[Short problem]:
Every line holding the word "Services" counts once. Give the total, nothing more.

[Supplied data]:

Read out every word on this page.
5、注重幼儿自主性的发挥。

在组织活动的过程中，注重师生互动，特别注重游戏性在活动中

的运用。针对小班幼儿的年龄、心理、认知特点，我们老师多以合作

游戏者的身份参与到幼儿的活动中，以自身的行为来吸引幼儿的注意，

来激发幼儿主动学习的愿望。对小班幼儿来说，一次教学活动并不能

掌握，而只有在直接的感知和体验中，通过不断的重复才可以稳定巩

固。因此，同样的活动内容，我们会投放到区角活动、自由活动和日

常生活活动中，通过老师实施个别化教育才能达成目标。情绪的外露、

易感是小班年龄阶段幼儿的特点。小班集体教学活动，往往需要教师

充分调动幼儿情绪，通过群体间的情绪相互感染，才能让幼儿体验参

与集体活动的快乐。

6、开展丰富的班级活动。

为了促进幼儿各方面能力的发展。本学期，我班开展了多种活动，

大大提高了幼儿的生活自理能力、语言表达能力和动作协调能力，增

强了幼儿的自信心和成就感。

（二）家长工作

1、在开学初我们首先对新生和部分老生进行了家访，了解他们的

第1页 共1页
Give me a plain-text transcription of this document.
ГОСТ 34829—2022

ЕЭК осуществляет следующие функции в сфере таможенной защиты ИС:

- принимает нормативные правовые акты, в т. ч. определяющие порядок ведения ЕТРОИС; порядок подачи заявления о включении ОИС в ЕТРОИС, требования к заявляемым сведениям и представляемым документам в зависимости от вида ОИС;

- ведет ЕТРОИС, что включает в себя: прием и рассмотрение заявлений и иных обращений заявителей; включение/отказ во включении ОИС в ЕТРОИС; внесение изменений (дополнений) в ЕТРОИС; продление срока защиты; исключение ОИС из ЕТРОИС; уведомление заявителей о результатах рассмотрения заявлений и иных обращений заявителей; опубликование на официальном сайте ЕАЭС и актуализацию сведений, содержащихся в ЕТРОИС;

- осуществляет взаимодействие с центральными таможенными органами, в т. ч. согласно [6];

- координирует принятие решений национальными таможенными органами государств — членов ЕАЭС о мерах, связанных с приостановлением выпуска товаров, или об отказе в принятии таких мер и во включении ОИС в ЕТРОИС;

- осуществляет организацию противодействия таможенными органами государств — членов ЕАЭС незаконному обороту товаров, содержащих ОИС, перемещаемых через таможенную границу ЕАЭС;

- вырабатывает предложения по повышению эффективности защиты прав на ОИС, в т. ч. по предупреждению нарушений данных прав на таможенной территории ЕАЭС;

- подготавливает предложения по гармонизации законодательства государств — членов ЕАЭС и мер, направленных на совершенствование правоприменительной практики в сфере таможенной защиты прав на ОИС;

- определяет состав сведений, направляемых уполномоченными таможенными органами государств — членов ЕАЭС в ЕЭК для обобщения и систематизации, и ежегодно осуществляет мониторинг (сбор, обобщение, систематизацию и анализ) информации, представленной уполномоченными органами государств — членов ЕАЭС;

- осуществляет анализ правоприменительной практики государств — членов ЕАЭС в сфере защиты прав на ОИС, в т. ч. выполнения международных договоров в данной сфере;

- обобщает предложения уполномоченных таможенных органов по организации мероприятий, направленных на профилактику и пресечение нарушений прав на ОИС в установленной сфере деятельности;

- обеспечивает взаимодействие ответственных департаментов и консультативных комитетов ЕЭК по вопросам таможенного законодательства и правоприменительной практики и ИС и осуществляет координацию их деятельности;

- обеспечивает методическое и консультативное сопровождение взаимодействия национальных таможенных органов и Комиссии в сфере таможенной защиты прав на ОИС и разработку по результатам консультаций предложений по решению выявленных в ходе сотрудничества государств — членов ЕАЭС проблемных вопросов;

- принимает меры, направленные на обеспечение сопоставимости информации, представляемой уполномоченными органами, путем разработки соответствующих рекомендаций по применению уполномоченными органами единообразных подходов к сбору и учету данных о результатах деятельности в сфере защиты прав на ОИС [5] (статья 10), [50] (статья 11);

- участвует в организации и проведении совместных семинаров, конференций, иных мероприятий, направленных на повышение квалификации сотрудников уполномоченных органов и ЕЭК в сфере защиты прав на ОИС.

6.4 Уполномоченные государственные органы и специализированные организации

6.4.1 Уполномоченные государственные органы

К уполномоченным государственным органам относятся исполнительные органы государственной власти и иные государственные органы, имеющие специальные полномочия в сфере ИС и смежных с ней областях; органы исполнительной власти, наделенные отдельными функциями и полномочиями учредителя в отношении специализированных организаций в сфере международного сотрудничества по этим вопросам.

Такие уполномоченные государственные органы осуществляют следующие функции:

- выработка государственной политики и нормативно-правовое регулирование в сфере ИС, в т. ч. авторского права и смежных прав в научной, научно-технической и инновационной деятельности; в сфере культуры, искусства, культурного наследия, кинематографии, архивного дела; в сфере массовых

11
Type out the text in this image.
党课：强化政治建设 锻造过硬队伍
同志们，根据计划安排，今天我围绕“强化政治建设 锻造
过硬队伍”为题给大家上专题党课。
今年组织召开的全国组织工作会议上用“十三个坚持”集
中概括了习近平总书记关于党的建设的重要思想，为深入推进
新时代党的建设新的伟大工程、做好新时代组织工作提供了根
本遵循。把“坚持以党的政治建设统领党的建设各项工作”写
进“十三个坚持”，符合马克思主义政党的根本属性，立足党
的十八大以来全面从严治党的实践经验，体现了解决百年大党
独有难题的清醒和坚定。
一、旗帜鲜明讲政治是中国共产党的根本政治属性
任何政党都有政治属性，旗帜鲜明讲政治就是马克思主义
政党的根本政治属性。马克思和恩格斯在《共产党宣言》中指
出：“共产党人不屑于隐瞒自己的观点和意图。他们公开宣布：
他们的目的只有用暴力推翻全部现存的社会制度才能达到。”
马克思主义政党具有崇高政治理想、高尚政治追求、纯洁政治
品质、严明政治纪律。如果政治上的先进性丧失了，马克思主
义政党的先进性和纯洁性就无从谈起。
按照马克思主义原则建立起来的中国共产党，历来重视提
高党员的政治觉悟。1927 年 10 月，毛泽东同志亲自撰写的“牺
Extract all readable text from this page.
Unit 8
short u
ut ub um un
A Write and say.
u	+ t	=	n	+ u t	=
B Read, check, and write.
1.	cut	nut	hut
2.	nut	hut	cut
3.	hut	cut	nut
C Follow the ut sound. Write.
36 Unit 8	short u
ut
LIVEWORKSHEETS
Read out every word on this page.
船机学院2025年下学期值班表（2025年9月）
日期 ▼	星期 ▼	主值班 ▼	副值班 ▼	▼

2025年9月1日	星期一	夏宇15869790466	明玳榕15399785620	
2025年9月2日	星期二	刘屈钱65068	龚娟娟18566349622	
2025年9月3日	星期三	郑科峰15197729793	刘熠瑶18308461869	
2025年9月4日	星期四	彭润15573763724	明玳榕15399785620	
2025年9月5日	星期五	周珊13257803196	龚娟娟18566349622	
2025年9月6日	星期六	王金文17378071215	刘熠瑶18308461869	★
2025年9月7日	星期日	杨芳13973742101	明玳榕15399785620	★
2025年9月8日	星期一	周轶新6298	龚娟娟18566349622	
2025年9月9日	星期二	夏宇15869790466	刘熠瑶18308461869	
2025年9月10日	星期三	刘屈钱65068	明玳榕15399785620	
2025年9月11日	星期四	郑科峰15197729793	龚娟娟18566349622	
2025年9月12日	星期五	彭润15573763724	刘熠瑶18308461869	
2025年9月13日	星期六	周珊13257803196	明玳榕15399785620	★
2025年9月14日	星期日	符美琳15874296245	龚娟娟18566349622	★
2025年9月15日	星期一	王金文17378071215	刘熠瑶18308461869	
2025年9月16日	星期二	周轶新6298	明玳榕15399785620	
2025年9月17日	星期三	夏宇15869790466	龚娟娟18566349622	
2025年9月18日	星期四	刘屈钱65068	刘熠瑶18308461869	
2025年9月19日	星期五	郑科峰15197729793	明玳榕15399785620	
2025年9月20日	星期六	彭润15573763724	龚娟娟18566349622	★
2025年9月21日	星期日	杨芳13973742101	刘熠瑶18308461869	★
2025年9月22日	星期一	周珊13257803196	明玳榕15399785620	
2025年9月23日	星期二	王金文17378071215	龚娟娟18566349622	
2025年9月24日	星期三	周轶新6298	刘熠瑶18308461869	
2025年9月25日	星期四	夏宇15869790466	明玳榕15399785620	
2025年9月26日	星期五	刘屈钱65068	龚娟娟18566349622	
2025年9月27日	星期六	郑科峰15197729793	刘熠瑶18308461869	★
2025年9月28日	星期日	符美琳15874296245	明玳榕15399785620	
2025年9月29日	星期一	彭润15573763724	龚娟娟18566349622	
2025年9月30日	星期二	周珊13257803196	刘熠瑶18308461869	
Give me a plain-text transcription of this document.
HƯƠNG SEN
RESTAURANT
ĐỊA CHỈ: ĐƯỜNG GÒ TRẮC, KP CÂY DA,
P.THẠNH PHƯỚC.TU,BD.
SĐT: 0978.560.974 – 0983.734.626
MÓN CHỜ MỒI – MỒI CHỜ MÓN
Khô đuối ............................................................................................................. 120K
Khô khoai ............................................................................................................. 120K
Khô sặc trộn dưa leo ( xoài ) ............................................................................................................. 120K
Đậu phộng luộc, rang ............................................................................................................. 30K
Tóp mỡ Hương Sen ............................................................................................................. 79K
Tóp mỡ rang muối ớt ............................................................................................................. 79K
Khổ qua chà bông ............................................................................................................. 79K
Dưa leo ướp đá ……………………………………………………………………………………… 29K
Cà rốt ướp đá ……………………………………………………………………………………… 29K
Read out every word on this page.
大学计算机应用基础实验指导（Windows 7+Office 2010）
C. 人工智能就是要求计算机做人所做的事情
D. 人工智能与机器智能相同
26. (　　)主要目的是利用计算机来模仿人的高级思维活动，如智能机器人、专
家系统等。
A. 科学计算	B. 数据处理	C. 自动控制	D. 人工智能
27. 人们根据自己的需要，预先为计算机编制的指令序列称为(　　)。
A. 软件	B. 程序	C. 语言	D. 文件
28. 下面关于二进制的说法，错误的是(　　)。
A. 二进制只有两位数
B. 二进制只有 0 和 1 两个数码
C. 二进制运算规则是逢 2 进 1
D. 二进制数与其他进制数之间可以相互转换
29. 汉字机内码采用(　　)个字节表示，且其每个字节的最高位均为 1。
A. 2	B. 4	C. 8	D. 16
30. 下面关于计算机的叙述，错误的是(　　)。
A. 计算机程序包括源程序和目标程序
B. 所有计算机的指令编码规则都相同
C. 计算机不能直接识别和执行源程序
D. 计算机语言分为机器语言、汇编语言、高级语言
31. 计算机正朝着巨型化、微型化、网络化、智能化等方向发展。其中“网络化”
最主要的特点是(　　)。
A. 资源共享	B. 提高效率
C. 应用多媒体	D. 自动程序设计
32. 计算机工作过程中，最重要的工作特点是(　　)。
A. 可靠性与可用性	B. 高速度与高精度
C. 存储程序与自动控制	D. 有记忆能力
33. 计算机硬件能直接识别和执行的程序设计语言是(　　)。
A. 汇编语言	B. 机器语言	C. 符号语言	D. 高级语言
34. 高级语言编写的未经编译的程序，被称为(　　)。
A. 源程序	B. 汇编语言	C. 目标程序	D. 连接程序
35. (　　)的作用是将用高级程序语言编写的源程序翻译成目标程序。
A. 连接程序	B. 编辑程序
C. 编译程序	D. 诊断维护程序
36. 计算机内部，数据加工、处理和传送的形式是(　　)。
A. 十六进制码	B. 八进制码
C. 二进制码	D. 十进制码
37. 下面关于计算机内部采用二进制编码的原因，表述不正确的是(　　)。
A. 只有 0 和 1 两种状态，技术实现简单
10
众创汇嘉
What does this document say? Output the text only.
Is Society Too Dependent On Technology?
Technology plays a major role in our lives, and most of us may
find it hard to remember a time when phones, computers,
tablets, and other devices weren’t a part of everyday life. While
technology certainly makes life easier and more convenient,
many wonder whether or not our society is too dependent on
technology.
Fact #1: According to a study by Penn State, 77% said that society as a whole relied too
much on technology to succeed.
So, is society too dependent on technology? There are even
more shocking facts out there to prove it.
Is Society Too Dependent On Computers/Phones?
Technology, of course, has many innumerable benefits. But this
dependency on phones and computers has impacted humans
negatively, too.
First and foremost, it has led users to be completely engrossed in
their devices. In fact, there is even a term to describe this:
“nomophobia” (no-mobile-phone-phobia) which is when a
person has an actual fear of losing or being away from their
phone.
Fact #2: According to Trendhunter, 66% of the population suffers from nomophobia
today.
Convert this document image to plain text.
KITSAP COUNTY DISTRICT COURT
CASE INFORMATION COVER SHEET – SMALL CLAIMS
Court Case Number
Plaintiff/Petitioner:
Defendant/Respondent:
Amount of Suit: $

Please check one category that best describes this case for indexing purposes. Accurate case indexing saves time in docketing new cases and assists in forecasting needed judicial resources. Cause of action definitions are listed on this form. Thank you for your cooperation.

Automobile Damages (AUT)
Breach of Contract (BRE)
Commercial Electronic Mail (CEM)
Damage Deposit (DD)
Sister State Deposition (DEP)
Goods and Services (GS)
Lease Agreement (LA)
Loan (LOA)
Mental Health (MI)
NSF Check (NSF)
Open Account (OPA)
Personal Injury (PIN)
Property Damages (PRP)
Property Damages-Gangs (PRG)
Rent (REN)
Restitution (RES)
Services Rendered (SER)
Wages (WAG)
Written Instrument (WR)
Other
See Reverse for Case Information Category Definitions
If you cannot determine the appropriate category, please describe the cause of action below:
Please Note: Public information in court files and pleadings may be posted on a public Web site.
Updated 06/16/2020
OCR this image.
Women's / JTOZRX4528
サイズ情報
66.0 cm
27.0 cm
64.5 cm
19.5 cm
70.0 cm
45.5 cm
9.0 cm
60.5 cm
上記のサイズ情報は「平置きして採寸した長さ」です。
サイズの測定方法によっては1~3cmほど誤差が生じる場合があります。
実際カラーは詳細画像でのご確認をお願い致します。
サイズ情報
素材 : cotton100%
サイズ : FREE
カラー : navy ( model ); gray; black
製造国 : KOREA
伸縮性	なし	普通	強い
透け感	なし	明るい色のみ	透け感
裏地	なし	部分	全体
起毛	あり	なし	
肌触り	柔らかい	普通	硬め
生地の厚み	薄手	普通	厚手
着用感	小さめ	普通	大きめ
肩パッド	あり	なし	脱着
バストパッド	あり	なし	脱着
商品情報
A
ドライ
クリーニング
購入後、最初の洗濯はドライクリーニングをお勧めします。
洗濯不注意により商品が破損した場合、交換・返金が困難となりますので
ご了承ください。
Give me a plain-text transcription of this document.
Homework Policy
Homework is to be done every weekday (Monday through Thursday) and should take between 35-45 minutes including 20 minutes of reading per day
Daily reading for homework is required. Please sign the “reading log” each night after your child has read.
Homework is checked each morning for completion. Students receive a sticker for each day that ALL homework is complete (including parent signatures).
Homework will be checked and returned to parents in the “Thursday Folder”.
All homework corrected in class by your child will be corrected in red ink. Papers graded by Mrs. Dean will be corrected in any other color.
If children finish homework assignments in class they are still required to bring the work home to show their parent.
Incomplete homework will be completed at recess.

[Task result]:
2